## [What the task asks]
Repeat the material in full. Keep every line exactly as it is.

## [Records for the exercise]
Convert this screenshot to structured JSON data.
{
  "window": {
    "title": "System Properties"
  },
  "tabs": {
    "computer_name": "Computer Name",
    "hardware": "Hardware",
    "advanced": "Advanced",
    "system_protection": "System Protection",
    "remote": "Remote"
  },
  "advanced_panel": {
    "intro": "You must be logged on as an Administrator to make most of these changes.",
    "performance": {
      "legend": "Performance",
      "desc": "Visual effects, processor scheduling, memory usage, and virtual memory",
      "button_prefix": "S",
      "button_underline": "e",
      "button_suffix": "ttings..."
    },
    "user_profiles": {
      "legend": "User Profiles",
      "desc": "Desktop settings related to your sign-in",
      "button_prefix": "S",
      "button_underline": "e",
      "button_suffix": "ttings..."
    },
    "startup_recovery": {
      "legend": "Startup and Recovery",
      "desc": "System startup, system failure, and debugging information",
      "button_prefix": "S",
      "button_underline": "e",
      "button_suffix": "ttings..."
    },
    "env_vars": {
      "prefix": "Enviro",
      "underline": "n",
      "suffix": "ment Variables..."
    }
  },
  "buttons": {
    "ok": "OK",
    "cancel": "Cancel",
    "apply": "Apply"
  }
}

## [Exercise solution]
Convert this screenshot to structured JSON data.
{
  "window": {
    "title": "System Properties"
  },
  "tabs": {
    "computer_name": "Computer Name",
    "hardware": "Hardware",
    "advanced": "Advanced",
    "system_protection": "System Protection",
    "remote": "Remote"
  },
  "advanced_panel": {
    "intro": "You must be logged on as an Administrator to make most of these changes.",
    "performance": {
      "legend": "Performance",
      "desc": "Visual effects, processor scheduling, memory usage, and virtual memory",
      "button_prefix": "S",
      "button_underline": "e",
      "button_suffix": "ttings..."
    },
    "user_profiles": {
      "legend": "User Profiles",
      "desc": "Desktop settings related to your sign-in",
      "button_prefix": "S",
      "button_underline": "e",
      "button_suffix": "ttings..."
    },
    "startup_recovery": {
      "legend": "Startup and Recovery",
      "desc": "System startup, system failure, and debugging information",
      "button_prefix": "S",
      "button_underline": "e",
      "button_suffix": "ttings..."
    },
    "env_vars": {
      "prefix": "Enviro",
      "underline": "n",
      "suffix": "ment Variables..."
    }
  },
  "buttons": {
    "ok": "OK",
    "cancel": "Cancel",
    "apply": "Apply"
  }
}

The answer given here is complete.